>> START

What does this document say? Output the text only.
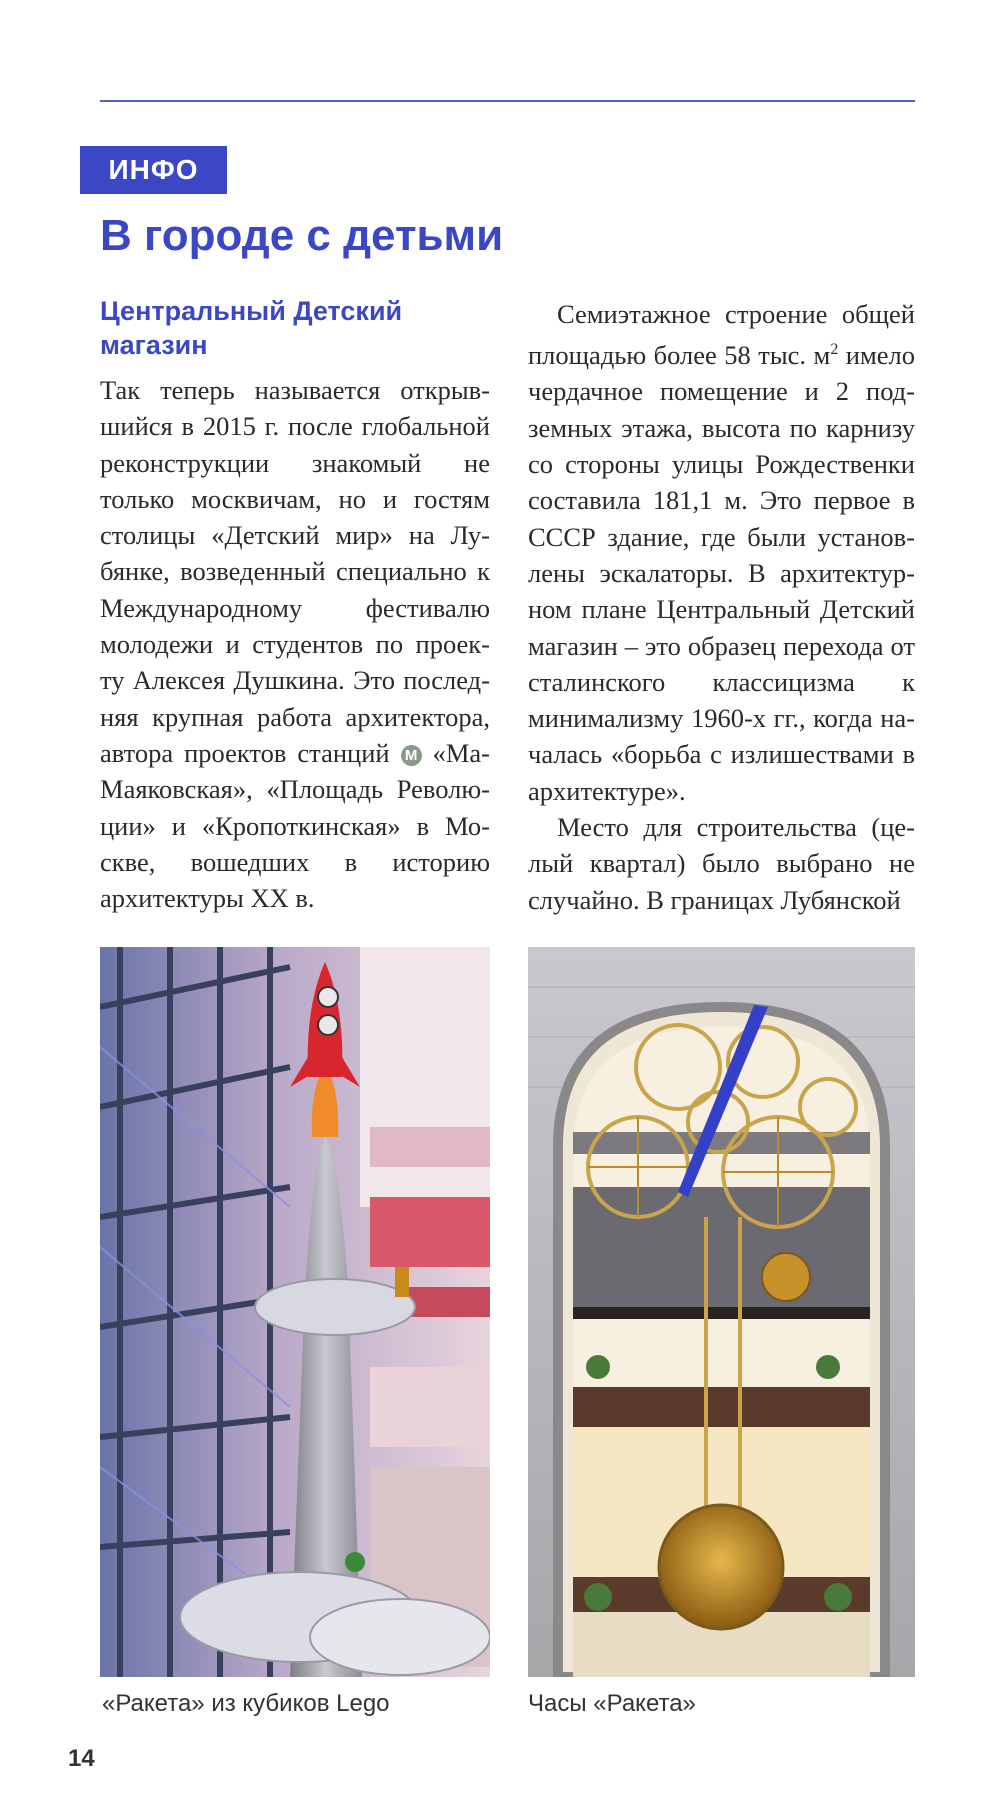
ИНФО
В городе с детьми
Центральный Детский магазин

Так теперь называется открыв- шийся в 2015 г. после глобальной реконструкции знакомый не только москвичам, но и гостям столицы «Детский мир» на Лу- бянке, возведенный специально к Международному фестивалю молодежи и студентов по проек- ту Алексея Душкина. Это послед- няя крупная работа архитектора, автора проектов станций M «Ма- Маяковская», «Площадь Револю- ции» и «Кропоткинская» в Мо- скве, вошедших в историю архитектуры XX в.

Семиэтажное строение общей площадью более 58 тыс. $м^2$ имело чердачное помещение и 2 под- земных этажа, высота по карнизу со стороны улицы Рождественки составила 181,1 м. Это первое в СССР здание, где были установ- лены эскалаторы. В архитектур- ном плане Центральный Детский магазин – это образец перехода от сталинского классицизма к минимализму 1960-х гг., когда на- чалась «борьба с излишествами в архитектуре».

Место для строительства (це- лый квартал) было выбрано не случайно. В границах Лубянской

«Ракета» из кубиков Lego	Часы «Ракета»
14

>> END
>> START

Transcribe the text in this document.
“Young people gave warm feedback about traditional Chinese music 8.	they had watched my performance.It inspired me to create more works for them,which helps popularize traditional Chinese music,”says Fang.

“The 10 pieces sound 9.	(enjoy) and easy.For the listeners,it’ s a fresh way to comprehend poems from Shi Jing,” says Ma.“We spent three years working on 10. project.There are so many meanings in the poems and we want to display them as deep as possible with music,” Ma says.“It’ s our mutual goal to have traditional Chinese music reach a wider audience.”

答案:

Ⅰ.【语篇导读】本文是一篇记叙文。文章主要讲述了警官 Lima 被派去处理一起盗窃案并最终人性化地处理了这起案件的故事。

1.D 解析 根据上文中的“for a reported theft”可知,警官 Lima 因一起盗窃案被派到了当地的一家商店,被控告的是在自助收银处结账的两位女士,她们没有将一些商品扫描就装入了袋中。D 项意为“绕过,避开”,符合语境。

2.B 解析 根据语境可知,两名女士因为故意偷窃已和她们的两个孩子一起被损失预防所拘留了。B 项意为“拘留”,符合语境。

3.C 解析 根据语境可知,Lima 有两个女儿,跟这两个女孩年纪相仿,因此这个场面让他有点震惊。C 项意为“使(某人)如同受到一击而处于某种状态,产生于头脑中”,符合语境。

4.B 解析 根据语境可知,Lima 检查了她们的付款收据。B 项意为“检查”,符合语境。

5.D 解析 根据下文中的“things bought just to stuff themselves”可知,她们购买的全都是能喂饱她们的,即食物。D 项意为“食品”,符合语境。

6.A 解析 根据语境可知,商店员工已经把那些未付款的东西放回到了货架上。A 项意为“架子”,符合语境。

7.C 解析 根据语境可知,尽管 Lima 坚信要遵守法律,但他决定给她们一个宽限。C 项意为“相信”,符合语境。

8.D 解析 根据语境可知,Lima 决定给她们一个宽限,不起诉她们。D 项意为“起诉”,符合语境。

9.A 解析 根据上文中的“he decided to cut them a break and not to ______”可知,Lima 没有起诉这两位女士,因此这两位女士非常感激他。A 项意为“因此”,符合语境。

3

>> END

Scan the material for lines with the word "Chinese", and copy each line you find.

▶ **Answer**:
“Young people gave warm feedback about traditional Chinese music 8.	they had watched my performance.It inspired me to create more works for them,which helps popularize traditional Chinese music,”says Fang.
“The 10 pieces sound 9.	(enjoy) and easy.For the listeners,it’ s a fresh way to comprehend poems from Shi Jing,” says Ma.“We spent three years working on 10. project.There are so many meanings in the poems and we want to display them as deep as possible with music,” Ma says.“It’ s our mutual goal to have traditional Chinese music reach a wider audience.”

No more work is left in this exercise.